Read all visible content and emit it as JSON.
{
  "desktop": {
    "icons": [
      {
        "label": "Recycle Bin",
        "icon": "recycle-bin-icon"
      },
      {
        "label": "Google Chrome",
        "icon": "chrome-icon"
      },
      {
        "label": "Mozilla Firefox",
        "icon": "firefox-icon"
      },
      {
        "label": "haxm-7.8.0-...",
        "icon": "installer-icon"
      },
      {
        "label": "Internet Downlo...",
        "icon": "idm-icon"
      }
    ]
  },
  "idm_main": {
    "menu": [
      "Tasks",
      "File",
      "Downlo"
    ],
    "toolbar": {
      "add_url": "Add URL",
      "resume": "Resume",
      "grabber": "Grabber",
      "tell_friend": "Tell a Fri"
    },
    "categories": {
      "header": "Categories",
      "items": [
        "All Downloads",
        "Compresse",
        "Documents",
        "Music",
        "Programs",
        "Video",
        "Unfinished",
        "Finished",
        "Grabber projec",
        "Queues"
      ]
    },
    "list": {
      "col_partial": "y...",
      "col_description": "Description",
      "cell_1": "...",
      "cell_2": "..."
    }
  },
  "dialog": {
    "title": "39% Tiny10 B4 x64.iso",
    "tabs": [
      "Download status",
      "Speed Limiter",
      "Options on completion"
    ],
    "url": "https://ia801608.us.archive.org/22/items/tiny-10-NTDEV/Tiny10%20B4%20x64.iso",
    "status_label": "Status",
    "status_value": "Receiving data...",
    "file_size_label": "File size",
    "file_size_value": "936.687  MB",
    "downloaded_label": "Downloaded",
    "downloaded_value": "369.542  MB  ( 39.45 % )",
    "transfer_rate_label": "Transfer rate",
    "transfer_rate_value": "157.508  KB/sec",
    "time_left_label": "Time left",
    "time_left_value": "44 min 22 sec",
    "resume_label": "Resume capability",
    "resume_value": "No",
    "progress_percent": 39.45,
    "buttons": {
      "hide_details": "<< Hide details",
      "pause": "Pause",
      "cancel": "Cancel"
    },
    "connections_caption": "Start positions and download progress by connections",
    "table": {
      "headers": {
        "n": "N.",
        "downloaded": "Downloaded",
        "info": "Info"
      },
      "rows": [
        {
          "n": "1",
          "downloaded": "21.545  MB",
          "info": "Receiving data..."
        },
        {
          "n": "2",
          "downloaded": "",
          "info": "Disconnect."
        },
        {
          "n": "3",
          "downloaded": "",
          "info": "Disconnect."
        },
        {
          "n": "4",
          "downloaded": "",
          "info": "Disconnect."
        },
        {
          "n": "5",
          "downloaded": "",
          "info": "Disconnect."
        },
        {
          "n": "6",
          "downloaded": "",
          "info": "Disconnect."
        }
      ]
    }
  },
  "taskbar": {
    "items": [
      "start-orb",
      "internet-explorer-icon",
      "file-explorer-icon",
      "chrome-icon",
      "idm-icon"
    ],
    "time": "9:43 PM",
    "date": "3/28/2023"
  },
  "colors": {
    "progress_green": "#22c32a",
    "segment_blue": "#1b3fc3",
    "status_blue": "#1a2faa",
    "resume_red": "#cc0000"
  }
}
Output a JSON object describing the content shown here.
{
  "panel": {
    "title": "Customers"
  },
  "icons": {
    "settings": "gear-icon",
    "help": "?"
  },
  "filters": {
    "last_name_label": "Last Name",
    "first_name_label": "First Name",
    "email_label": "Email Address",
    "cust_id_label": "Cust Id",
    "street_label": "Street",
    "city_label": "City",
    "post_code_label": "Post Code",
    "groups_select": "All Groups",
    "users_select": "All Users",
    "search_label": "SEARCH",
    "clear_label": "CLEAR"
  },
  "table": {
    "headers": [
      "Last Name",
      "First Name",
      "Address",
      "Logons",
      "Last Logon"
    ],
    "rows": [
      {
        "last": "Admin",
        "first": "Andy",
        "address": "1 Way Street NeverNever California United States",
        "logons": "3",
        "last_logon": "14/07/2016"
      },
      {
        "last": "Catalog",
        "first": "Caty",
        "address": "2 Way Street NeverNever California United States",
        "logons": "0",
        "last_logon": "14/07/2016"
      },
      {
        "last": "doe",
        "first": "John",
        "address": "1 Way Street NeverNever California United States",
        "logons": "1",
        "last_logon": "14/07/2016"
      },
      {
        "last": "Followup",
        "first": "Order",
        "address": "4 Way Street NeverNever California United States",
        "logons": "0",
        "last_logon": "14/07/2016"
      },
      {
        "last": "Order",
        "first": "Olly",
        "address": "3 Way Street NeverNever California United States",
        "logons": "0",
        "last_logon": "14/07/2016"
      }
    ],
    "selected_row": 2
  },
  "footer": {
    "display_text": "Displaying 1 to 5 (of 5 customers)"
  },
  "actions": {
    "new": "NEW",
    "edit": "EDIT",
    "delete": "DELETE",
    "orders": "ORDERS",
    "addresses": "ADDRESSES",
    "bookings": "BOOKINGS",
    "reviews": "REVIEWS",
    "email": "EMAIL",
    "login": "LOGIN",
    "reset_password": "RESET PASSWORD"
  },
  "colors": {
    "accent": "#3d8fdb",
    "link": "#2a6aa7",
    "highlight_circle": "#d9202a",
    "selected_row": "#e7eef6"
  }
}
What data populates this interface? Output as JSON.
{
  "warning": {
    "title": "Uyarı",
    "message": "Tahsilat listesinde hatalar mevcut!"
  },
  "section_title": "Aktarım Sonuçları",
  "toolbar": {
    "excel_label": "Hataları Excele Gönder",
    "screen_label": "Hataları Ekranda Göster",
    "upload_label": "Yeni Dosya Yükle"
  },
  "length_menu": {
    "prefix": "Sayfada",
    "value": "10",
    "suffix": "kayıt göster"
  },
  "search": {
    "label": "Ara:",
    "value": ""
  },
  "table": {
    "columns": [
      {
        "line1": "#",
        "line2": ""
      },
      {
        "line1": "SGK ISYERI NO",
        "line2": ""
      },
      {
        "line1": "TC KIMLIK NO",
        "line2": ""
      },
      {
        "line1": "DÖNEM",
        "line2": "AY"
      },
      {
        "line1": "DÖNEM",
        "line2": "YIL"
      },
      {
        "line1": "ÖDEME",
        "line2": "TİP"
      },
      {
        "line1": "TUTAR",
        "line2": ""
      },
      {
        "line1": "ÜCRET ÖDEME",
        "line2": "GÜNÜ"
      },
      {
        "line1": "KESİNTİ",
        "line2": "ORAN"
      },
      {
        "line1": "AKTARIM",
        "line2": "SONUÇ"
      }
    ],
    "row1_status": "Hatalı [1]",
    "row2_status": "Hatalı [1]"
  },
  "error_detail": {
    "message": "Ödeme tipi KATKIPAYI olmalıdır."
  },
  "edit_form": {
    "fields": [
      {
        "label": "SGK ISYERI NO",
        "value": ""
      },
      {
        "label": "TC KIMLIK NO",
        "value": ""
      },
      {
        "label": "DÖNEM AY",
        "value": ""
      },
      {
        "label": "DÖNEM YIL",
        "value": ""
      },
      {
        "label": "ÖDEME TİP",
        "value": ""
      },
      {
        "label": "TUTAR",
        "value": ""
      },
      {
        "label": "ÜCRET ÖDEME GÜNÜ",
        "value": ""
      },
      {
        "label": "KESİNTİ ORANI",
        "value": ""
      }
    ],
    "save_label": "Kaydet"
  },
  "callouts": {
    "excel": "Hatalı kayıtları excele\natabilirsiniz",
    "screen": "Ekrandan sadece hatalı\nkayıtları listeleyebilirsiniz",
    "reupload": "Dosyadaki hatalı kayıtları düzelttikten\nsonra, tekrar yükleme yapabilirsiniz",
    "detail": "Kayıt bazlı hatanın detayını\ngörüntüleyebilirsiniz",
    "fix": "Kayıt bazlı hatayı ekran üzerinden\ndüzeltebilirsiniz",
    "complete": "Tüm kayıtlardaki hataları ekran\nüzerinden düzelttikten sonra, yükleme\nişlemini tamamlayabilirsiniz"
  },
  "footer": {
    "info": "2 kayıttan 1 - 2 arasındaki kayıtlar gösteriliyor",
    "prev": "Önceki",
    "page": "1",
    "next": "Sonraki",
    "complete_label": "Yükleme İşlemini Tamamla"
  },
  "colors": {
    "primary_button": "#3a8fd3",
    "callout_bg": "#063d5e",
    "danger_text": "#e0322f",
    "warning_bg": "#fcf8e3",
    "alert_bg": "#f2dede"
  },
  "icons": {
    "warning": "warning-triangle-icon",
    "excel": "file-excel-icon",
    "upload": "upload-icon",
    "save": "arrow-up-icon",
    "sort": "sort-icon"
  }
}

- Short problem
Report how many lines in the listing include the word "message". Give nothing but the count.

- Expected output
2